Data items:

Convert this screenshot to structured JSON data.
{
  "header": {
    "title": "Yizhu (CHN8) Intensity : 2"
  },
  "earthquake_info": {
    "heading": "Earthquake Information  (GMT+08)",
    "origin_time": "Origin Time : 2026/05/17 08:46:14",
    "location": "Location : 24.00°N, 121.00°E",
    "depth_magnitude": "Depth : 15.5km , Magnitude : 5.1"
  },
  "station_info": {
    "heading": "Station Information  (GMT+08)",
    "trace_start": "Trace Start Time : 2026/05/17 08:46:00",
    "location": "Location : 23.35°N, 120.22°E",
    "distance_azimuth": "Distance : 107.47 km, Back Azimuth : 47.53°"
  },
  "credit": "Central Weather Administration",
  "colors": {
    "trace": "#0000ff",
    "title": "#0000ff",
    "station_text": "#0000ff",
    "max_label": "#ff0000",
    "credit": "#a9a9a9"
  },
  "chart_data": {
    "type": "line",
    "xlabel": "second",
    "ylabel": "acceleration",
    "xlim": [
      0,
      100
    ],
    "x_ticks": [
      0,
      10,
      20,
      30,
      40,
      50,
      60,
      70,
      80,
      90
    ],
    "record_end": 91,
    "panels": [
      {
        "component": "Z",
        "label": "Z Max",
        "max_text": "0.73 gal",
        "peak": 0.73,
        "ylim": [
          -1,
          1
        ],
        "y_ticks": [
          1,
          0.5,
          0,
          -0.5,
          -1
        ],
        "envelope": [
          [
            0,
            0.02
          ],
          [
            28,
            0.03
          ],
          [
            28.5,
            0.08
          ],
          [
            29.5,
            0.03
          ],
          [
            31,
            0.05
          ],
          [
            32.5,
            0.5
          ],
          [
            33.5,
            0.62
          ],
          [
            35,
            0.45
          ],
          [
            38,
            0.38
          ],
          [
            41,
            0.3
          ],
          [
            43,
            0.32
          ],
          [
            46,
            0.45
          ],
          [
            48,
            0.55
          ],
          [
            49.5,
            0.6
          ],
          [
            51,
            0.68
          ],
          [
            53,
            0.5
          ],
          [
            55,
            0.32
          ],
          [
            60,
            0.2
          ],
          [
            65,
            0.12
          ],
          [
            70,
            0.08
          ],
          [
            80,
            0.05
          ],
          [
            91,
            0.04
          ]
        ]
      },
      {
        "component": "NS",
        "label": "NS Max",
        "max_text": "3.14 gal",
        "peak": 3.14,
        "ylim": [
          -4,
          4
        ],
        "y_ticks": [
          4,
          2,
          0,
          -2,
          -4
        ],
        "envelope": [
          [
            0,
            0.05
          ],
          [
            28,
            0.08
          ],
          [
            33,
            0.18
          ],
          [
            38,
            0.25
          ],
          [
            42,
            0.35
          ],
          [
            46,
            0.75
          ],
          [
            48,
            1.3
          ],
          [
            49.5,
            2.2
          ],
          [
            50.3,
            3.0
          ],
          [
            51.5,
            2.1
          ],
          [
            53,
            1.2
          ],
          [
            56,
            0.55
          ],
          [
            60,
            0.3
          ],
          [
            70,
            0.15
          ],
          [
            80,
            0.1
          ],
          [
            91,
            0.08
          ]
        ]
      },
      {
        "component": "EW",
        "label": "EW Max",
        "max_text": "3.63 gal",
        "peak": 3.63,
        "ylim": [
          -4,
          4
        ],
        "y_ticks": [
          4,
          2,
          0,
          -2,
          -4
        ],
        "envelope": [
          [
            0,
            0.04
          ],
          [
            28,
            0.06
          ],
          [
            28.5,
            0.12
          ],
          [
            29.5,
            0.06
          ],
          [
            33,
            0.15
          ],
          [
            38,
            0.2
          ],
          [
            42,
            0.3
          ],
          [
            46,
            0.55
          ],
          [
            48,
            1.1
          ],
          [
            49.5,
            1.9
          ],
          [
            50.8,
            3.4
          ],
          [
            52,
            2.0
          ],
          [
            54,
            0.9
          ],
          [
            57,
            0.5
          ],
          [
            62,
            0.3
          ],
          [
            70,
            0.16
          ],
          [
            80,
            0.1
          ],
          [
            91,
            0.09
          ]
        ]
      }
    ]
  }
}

▶ [Given request]: Extract every entry above as it appears.

▶ [Solution for this exercise]:
Convert this screenshot to structured JSON data.
{
  "header": {
    "title": "Yizhu (CHN8) Intensity : 2"
  },
  "earthquake_info": {
    "heading": "Earthquake Information  (GMT+08)",
    "origin_time": "Origin Time : 2026/05/17 08:46:14",
    "location": "Location : 24.00°N, 121.00°E",
    "depth_magnitude": "Depth : 15.5km , Magnitude : 5.1"
  },
  "station_info": {
    "heading": "Station Information  (GMT+08)",
    "trace_start": "Trace Start Time : 2026/05/17 08:46:00",
    "location": "Location : 23.35°N, 120.22°E",
    "distance_azimuth": "Distance : 107.47 km, Back Azimuth : 47.53°"
  },
  "credit": "Central Weather Administration",
  "colors": {
    "trace": "#0000ff",
    "title": "#0000ff",
    "station_text": "#0000ff",
    "max_label": "#ff0000",
    "credit": "#a9a9a9"
  },
  "chart_data": {
    "type": "line",
    "xlabel": "second",
    "ylabel": "acceleration",
    "xlim": [
      0,
      100
    ],
    "x_ticks": [
      0,
      10,
      20,
      30,
      40,
      50,
      60,
      70,
      80,
      90
    ],
    "record_end": 91,
    "panels": [
      {
        "component": "Z",
        "label": "Z Max",
        "max_text": "0.73 gal",
        "peak": 0.73,
        "ylim": [
          -1,
          1
        ],
        "y_ticks": [
          1,
          0.5,
          0,
          -0.5,
          -1
        ],
        "envelope": [
          [
            0,
            0.02
          ],
          [
            28,
            0.03
          ],
          [
            28.5,
            0.08
          ],
          [
            29.5,
            0.03
          ],
          [
            31,
            0.05
          ],
          [
            32.5,
            0.5
          ],
          [
            33.5,
            0.62
          ],
          [
            35,
            0.45
          ],
          [
            38,
            0.38
          ],
          [
            41,
            0.3
          ],
          [
            43,
            0.32
          ],
          [
            46,
            0.45
          ],
          [
            48,
            0.55
          ],
          [
            49.5,
            0.6
          ],
          [
            51,
            0.68
          ],
          [
            53,
            0.5
          ],
          [
            55,
            0.32
          ],
          [
            60,
            0.2
          ],
          [
            65,
            0.12
          ],
          [
            70,
            0.08
          ],
          [
            80,
            0.05
          ],
          [
            91,
            0.04
          ]
        ]
      },
      {
        "component": "NS",
        "label": "NS Max",
        "max_text": "3.14 gal",
        "peak": 3.14,
        "ylim": [
          -4,
          4
        ],
        "y_ticks": [
          4,
          2,
          0,
          -2,
          -4
        ],
        "envelope": [
          [
            0,
            0.05
          ],
          [
            28,
            0.08
          ],
          [
            33,
            0.18
          ],
          [
            38,
            0.25
          ],
          [
            42,
            0.35
          ],
          [
            46,
            0.75
          ],
          [
            48,
            1.3
          ],
          [
            49.5,
            2.2
          ],
          [
            50.3,
            3.0
          ],
          [
            51.5,
            2.1
          ],
          [
            53,
            1.2
          ],
          [
            56,
            0.55
          ],
          [
            60,
            0.3
          ],
          [
            70,
            0.15
          ],
          [
            80,
            0.1
          ],
          [
            91,
            0.08
          ]
        ]
      },
      {
        "component": "EW",
        "label": "EW Max",
        "max_text": "3.63 gal",
        "peak": 3.63,
        "ylim": [
          -4,
          4
        ],
        "y_ticks": [
          4,
          2,
          0,
          -2,
          -4
        ],
        "envelope": [
          [
            0,
            0.04
          ],
          [
            28,
            0.06
          ],
          [
            28.5,
            0.12
          ],
          [
            29.5,
            0.06
          ],
          [
            33,
            0.15
          ],
          [
            38,
            0.2
          ],
          [
            42,
            0.3
          ],
          [
            46,
            0.55
          ],
          [
            48,
            1.1
          ],
          [
            49.5,
            1.9
          ],
          [
            50.8,
            3.4
          ],
          [
            52,
            2.0
          ],
          [
            54,
            0.9
          ],
          [
            57,
            0.5
          ],
          [
            62,
            0.3
          ],
          [
            70,
            0.16
          ],
          [
            80,
            0.1
          ],
          [
            91,
            0.09
          ]
        ]
      }
    ]
  }
}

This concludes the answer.